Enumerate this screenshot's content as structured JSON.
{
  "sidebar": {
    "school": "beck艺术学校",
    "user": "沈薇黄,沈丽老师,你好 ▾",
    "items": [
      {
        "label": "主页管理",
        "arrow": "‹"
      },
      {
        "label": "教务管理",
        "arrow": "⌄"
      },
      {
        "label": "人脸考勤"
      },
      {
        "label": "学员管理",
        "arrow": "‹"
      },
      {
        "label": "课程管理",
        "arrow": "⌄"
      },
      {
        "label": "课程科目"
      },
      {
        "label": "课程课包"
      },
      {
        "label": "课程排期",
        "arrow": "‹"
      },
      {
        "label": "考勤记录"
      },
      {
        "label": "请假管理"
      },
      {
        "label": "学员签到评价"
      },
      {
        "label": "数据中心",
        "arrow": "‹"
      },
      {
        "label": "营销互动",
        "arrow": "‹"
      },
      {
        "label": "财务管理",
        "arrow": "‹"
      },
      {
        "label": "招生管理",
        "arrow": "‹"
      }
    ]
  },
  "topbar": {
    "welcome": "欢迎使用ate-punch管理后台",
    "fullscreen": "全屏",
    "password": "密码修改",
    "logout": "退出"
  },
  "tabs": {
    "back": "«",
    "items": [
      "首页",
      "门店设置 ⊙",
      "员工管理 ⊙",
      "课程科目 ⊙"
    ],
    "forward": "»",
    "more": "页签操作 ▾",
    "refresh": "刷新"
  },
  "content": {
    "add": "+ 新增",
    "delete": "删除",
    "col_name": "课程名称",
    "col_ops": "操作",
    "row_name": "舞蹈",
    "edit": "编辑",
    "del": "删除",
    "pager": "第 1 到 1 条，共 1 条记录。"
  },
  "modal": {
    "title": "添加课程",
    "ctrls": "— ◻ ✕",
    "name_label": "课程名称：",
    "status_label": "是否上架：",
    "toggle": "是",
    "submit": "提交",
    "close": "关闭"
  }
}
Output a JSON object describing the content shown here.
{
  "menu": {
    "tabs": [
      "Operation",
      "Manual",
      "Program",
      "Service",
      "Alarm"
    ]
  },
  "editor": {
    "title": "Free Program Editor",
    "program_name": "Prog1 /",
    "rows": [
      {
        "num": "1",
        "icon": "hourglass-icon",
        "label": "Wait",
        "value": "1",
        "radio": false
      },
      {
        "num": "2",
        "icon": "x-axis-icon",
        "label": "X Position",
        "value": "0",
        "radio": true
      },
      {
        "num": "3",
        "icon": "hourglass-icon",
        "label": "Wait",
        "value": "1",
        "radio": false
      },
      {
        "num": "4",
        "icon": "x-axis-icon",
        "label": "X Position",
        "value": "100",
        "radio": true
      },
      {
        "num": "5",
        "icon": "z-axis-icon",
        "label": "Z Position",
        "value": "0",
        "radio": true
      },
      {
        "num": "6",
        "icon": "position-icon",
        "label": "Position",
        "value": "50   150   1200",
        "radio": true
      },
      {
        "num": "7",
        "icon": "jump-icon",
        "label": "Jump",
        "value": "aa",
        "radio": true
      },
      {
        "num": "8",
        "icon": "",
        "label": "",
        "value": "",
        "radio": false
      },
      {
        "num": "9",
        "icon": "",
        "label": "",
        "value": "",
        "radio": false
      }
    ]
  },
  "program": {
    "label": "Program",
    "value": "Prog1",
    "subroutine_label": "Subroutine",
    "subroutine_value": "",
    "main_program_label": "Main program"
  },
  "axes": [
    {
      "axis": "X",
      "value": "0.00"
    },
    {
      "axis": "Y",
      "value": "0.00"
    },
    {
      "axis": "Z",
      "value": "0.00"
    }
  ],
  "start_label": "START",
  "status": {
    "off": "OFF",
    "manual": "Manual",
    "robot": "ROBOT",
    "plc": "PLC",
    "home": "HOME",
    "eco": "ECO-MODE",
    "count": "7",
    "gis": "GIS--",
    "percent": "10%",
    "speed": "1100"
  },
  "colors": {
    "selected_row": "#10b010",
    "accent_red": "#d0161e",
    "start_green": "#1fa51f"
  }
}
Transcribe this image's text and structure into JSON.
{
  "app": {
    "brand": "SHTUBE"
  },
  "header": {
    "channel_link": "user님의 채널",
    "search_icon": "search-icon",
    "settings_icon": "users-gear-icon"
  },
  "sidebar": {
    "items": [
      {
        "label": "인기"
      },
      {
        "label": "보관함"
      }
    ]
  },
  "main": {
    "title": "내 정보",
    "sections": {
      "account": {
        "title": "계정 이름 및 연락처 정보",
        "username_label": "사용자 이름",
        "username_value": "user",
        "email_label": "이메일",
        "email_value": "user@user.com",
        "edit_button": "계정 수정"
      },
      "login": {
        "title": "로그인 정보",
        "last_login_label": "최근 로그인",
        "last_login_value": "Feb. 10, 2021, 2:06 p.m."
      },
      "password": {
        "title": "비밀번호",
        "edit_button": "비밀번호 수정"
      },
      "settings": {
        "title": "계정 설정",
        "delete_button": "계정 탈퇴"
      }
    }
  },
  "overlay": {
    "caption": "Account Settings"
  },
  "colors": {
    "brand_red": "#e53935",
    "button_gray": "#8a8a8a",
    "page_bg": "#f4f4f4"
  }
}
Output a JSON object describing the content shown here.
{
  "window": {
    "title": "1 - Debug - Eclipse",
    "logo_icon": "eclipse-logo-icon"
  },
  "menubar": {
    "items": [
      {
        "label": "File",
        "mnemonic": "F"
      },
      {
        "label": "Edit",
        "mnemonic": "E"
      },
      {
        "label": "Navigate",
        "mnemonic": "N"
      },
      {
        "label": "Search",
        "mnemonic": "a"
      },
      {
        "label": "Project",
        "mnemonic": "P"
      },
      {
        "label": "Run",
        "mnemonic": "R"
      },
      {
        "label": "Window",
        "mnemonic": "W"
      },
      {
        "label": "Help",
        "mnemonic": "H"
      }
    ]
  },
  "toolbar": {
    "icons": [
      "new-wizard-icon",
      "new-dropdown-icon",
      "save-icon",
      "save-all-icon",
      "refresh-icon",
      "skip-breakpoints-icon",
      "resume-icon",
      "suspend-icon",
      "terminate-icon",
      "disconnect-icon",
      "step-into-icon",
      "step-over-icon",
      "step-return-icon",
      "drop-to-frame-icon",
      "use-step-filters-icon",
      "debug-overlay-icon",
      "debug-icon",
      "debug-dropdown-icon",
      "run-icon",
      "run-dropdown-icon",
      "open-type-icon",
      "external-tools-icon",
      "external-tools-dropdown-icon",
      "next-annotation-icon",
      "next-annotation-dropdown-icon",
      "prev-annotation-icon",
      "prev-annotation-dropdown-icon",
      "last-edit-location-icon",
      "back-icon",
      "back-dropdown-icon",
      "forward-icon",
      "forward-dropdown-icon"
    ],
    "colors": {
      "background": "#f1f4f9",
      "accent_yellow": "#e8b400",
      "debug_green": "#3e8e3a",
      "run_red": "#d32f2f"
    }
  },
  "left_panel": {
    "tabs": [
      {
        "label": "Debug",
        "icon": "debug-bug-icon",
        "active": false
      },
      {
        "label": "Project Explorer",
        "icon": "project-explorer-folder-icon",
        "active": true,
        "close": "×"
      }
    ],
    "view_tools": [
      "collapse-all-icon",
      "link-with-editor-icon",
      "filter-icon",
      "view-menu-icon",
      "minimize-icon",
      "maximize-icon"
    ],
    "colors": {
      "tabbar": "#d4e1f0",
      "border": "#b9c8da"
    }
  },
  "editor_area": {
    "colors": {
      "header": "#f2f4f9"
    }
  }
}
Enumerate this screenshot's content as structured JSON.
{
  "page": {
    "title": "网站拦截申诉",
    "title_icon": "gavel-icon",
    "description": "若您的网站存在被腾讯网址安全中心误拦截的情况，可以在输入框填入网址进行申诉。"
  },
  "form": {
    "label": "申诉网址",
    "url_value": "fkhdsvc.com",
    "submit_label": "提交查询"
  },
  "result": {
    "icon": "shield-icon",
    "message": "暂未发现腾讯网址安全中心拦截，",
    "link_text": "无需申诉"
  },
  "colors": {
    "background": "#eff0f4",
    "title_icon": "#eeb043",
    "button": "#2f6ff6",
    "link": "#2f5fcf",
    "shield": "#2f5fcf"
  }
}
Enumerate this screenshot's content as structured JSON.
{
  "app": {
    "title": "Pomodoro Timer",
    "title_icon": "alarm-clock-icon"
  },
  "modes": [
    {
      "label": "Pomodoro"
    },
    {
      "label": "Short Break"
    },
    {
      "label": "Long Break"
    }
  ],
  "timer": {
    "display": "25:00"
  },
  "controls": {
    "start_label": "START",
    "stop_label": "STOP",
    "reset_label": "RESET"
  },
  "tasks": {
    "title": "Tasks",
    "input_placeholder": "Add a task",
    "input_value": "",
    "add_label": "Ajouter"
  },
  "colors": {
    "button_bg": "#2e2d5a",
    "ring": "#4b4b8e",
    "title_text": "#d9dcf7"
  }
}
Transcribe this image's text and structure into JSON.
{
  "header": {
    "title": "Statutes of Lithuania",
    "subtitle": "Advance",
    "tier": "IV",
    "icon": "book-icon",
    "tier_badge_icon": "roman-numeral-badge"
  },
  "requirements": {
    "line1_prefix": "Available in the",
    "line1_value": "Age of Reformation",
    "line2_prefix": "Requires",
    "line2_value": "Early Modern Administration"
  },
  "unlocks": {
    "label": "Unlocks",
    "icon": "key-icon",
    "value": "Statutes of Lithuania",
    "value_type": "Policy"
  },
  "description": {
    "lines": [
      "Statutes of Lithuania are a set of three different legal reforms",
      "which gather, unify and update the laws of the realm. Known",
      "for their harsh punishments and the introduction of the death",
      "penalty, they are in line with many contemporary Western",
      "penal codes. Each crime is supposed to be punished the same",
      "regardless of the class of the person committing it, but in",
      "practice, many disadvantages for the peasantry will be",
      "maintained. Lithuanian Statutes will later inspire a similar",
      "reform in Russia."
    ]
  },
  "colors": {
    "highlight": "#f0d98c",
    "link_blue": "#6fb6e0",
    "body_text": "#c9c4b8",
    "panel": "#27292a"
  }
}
+---+
_WHAT YOU SHOULD DO_
Check every line of the data above for the string "external", and copy those that have it.

_RESULT OF THE TASK_
      "external-tools-icon",
      "external-tools-dropdown-icon",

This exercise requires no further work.